**Objective**
Without the pictures, copy the entries below word for word.

**Exercise data**
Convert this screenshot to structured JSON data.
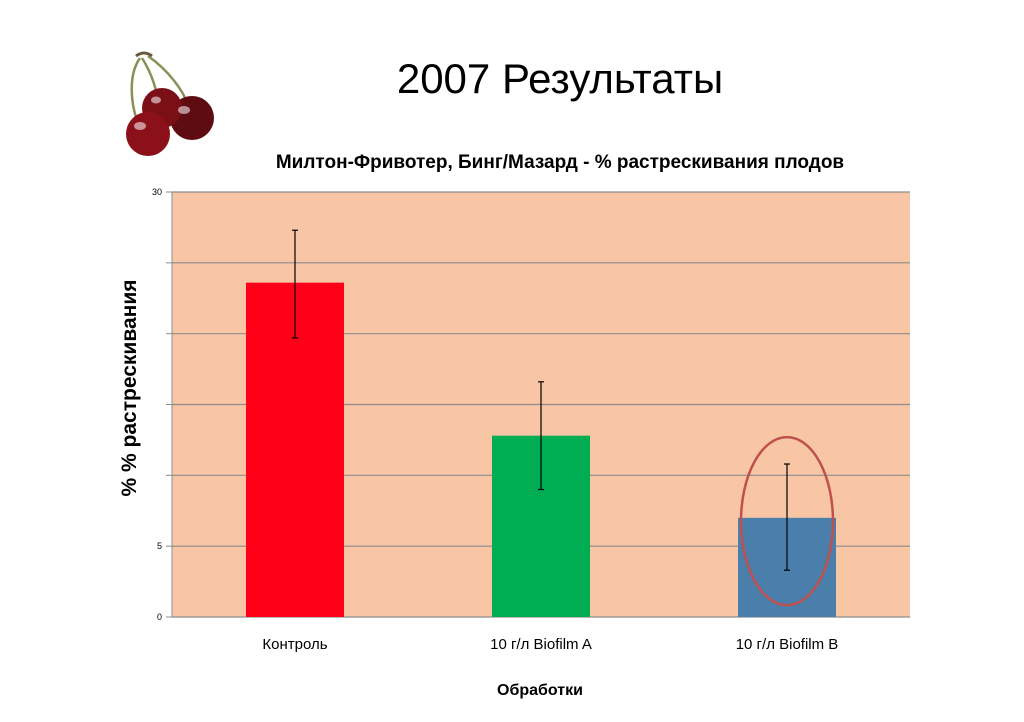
{
  "slide_title": "2007 Результаты",
  "chart_data": {
    "type": "bar",
    "title": "Милтон-Фривотер, Бинг/Мазард - % растрескивания плодов",
    "xlabel": "Обработки",
    "ylabel": "% % растрескивания",
    "categories": [
      "Контроль",
      "10  г/л Biofilm A",
      "10 г/л Biofilm B"
    ],
    "values": [
      23.6,
      12.8,
      7.0
    ],
    "error_low": [
      19.7,
      9.0,
      3.3
    ],
    "error_high": [
      27.3,
      16.6,
      10.8
    ],
    "bar_colors": [
      "#ff0019",
      "#00ad52",
      "#4a7fab"
    ],
    "ylim": [
      0,
      30
    ],
    "y_tick_labels": [
      {
        "value": 0,
        "label": "0"
      },
      {
        "value": 5,
        "label": "5"
      },
      {
        "value": 30,
        "label": "30"
      }
    ],
    "gridlines": [
      0,
      5,
      10,
      15,
      20,
      25,
      30
    ],
    "grid": true,
    "plot_background": "#f9c6a5",
    "highlight_category": "10 г/л Biofilm B",
    "highlight_color": "#c0504d"
  }
}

**Output of the exercise**
Convert this screenshot to structured JSON data.
{
  "slide_title": "2007 Результаты",
  "chart_data": {
    "type": "bar",
    "title": "Милтон-Фривотер, Бинг/Мазард - % растрескивания плодов",
    "xlabel": "Обработки",
    "ylabel": "% % растрескивания",
    "categories": [
      "Контроль",
      "10  г/л Biofilm A",
      "10 г/л Biofilm B"
    ],
    "values": [
      23.6,
      12.8,
      7.0
    ],
    "error_low": [
      19.7,
      9.0,
      3.3
    ],
    "error_high": [
      27.3,
      16.6,
      10.8
    ],
    "bar_colors": [
      "#ff0019",
      "#00ad52",
      "#4a7fab"
    ],
    "ylim": [
      0,
      30
    ],
    "y_tick_labels": [
      {
        "value": 0,
        "label": "0"
      },
      {
        "value": 5,
        "label": "5"
      },
      {
        "value": 30,
        "label": "30"
      }
    ],
    "gridlines": [
      0,
      5,
      10,
      15,
      20,
      25,
      30
    ],
    "grid": true,
    "plot_background": "#f9c6a5",
    "highlight_category": "10 г/л Biofilm B",
    "highlight_color": "#c0504d"
  }
}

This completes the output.